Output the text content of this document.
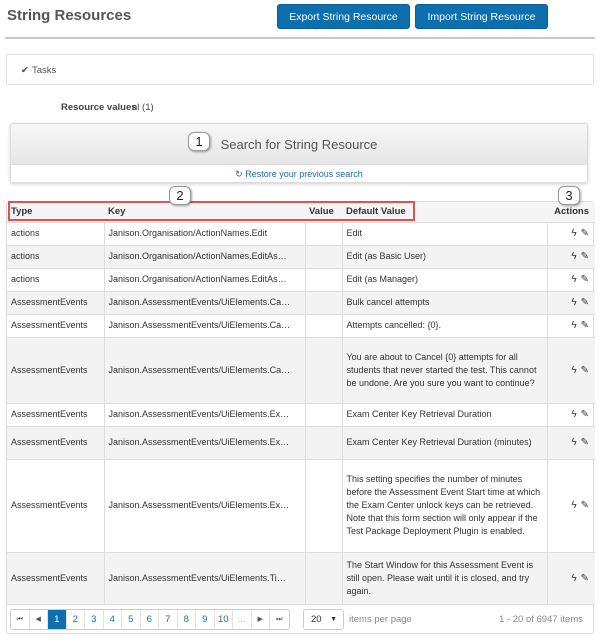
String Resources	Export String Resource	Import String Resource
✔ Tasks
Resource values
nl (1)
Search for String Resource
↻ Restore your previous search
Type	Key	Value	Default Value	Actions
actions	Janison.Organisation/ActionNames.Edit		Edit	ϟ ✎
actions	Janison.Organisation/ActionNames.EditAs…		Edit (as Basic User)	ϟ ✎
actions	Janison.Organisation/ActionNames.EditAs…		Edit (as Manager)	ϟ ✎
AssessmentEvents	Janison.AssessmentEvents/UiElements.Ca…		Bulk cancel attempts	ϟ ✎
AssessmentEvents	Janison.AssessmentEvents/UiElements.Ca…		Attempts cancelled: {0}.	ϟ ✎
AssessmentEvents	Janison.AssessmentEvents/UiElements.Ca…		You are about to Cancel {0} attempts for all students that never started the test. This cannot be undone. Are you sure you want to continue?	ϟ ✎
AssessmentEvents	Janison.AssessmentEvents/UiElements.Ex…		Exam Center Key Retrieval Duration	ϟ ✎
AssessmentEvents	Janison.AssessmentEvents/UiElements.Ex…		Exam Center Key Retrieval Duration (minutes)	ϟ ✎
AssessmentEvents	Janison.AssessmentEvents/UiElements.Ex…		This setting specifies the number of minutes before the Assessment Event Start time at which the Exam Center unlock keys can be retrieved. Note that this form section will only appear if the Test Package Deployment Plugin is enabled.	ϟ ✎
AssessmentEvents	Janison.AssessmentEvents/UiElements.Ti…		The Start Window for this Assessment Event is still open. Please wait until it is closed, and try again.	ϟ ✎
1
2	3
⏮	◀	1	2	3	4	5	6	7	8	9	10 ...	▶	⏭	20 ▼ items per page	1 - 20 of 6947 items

• CHALLENGE: Identify lines with the string "ActionNames". Copy each one.

• RESPONSE BELOW:
actions	Janison.Organisation/ActionNames.Edit		Edit	ϟ ✎
actions	Janison.Organisation/ActionNames.EditAs…		Edit (as Basic User)	ϟ ✎
actions	Janison.Organisation/ActionNames.EditAs…		Edit (as Manager)	ϟ ✎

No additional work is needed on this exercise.